───── Task inputs ─────
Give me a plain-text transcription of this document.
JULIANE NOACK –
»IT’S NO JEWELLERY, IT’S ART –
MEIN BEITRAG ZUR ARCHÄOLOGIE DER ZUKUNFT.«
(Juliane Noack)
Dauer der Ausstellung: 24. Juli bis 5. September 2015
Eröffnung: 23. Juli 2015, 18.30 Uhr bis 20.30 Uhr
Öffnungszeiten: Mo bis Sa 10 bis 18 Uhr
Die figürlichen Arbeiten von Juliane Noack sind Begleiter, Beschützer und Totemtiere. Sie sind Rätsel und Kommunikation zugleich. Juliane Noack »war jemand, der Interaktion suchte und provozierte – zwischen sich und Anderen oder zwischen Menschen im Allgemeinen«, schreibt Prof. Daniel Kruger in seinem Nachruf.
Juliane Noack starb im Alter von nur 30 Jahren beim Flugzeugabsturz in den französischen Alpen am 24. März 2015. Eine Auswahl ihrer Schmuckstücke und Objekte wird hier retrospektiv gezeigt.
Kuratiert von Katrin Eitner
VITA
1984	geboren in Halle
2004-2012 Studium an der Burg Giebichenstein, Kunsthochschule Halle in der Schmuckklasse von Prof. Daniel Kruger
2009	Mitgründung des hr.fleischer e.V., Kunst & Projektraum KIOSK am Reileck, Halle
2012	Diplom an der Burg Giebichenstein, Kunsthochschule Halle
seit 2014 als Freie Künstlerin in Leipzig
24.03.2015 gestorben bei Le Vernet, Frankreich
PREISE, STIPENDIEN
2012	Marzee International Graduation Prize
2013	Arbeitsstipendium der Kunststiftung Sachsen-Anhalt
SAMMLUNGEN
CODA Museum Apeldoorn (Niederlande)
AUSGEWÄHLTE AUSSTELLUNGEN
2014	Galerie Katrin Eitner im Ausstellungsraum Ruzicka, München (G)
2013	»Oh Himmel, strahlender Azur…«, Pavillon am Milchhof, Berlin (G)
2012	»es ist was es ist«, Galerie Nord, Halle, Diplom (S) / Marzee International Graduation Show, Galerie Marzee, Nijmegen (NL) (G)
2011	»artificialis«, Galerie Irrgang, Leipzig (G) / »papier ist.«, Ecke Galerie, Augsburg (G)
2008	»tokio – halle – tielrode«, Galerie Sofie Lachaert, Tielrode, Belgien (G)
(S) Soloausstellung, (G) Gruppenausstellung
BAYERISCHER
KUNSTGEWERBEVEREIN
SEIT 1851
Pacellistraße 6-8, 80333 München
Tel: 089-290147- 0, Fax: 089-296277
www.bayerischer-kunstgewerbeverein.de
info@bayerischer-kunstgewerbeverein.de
─────
- Work to complete -
Every line of the data above should be reproduced word for word.

- Solution to the exercise -
Give me a plain-text transcription of this document.
JULIANE NOACK –
»IT’S NO JEWELLERY, IT’S ART –
MEIN BEITRAG ZUR ARCHÄOLOGIE DER ZUKUNFT.«
(Juliane Noack)
Dauer der Ausstellung: 24. Juli bis 5. September 2015
Eröffnung: 23. Juli 2015, 18.30 Uhr bis 20.30 Uhr
Öffnungszeiten: Mo bis Sa 10 bis 18 Uhr
Die figürlichen Arbeiten von Juliane Noack sind Begleiter, Beschützer und Totemtiere. Sie sind Rätsel und Kommunikation zugleich. Juliane Noack »war jemand, der Interaktion suchte und provozierte – zwischen sich und Anderen oder zwischen Menschen im Allgemeinen«, schreibt Prof. Daniel Kruger in seinem Nachruf.
Juliane Noack starb im Alter von nur 30 Jahren beim Flugzeugabsturz in den französischen Alpen am 24. März 2015. Eine Auswahl ihrer Schmuckstücke und Objekte wird hier retrospektiv gezeigt.
Kuratiert von Katrin Eitner
VITA
1984	geboren in Halle
2004-2012 Studium an der Burg Giebichenstein, Kunsthochschule Halle in der Schmuckklasse von Prof. Daniel Kruger
2009	Mitgründung des hr.fleischer e.V., Kunst & Projektraum KIOSK am Reileck, Halle
2012	Diplom an der Burg Giebichenstein, Kunsthochschule Halle
seit 2014 als Freie Künstlerin in Leipzig
24.03.2015 gestorben bei Le Vernet, Frankreich
PREISE, STIPENDIEN
2012	Marzee International Graduation Prize
2013	Arbeitsstipendium der Kunststiftung Sachsen-Anhalt
SAMMLUNGEN
CODA Museum Apeldoorn (Niederlande)
AUSGEWÄHLTE AUSSTELLUNGEN
2014	Galerie Katrin Eitner im Ausstellungsraum Ruzicka, München (G)
2013	»Oh Himmel, strahlender Azur…«, Pavillon am Milchhof, Berlin (G)
2012	»es ist was es ist«, Galerie Nord, Halle, Diplom (S) / Marzee International Graduation Show, Galerie Marzee, Nijmegen (NL) (G)
2011	»artificialis«, Galerie Irrgang, Leipzig (G) / »papier ist.«, Ecke Galerie, Augsburg (G)
2008	»tokio – halle – tielrode«, Galerie Sofie Lachaert, Tielrode, Belgien (G)
(S) Soloausstellung, (G) Gruppenausstellung
BAYERISCHER
KUNSTGEWERBEVEREIN
SEIT 1851
Pacellistraße 6-8, 80333 München
Tel: 089-290147- 0, Fax: 089-296277
www.bayerischer-kunstgewerbeverein.de
info@bayerischer-kunstgewerbeverein.de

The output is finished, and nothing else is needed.